• **WHAT IS EXPECTED**
Below are some records. Copy every line in them that holds "Force".

• **DATA LISTING**
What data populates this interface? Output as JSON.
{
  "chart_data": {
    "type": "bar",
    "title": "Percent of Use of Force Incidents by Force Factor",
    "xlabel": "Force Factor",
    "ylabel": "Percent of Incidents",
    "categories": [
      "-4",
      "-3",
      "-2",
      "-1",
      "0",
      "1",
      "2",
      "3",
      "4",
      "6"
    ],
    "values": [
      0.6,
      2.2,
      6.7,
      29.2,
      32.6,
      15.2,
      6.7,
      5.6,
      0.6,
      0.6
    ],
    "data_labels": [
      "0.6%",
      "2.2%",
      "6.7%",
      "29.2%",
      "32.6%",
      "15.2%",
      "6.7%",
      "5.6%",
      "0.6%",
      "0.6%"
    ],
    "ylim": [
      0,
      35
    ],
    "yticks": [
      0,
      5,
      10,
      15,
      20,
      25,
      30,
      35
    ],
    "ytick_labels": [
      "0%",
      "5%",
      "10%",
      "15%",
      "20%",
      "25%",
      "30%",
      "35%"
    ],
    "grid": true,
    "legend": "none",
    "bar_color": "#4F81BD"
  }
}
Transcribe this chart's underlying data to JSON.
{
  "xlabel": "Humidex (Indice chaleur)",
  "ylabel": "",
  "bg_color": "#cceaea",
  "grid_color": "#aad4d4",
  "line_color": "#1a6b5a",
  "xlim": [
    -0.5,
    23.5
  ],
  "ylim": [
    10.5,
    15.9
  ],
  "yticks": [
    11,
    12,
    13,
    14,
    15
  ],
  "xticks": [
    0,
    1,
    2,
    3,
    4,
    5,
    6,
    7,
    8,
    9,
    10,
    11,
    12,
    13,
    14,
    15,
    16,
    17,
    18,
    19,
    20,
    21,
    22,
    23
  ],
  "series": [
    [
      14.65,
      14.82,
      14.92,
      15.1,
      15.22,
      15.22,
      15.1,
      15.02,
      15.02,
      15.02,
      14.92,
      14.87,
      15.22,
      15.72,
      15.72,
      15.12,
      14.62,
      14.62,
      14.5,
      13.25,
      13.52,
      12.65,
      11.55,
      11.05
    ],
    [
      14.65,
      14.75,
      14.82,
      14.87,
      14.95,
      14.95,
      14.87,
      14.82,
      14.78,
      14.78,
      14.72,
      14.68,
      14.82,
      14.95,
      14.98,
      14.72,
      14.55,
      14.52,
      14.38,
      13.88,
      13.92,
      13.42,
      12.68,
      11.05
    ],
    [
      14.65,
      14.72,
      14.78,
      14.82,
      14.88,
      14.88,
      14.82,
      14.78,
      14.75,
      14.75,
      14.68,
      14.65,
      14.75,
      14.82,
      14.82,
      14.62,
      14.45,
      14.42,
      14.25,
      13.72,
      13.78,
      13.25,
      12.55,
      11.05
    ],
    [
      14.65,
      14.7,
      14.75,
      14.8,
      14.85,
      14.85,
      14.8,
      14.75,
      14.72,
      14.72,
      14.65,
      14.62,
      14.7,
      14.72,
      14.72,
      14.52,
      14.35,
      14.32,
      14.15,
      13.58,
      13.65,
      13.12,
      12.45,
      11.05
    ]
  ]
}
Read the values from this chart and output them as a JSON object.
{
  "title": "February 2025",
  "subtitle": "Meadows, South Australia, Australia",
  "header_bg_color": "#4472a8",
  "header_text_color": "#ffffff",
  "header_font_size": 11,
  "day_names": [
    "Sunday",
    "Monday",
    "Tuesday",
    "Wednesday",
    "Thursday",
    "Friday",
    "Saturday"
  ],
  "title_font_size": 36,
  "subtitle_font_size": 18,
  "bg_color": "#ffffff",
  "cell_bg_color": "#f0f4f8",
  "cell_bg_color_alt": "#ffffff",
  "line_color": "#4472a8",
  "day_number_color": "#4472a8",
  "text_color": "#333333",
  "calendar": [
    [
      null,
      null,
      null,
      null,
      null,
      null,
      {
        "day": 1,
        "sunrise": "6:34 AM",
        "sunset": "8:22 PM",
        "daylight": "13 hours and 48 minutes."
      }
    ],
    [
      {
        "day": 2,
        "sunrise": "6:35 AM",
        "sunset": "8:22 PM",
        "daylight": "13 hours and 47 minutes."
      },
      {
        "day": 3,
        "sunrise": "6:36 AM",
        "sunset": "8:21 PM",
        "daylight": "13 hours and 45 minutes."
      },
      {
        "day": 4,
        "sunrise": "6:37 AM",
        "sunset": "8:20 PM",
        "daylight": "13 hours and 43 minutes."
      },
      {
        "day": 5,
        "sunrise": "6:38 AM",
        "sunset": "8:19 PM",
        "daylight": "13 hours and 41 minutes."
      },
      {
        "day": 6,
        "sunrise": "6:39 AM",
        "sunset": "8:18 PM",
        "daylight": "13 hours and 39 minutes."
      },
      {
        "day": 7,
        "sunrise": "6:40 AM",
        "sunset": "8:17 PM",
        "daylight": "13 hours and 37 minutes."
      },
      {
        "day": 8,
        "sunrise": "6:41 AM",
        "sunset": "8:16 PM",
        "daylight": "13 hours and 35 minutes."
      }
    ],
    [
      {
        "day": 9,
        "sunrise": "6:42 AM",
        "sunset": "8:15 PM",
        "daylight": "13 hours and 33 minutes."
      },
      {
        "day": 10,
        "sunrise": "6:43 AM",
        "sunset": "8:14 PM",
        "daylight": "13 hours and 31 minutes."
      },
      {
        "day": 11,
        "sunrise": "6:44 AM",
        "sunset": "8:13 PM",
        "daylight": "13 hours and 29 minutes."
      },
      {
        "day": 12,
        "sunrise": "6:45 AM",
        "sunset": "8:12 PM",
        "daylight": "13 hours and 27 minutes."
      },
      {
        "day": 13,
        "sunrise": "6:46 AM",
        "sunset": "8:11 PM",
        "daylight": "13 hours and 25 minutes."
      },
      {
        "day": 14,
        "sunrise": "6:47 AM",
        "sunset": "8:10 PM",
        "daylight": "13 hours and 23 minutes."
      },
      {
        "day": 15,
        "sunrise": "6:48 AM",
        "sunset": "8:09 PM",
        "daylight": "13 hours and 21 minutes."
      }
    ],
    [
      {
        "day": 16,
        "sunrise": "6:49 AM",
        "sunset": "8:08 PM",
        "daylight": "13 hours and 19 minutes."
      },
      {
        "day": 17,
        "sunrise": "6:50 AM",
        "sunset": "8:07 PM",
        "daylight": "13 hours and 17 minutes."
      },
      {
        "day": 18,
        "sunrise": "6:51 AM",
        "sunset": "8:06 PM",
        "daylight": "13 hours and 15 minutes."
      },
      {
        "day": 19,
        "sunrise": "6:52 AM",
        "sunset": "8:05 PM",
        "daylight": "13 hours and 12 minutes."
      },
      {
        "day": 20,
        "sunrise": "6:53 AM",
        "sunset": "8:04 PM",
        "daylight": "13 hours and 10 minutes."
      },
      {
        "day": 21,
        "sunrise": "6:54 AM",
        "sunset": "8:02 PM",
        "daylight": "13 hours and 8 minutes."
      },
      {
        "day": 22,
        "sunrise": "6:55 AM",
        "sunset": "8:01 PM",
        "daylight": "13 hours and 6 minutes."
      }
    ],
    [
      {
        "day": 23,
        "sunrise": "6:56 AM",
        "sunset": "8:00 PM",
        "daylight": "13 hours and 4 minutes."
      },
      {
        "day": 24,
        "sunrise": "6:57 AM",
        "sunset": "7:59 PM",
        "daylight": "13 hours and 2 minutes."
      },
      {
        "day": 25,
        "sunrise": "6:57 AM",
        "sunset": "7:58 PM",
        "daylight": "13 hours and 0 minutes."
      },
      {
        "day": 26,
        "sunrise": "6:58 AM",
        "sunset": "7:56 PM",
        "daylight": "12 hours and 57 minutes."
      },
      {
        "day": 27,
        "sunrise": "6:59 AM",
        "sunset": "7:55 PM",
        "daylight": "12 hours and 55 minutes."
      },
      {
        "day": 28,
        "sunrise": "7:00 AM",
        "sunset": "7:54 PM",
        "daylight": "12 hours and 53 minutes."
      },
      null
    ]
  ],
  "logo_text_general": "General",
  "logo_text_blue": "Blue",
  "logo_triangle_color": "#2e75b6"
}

• **SOLUTION FOR THIS PROBLEM**
    "title": "Percent of Use of Force Incidents by Force Factor",
    "xlabel": "Force Factor",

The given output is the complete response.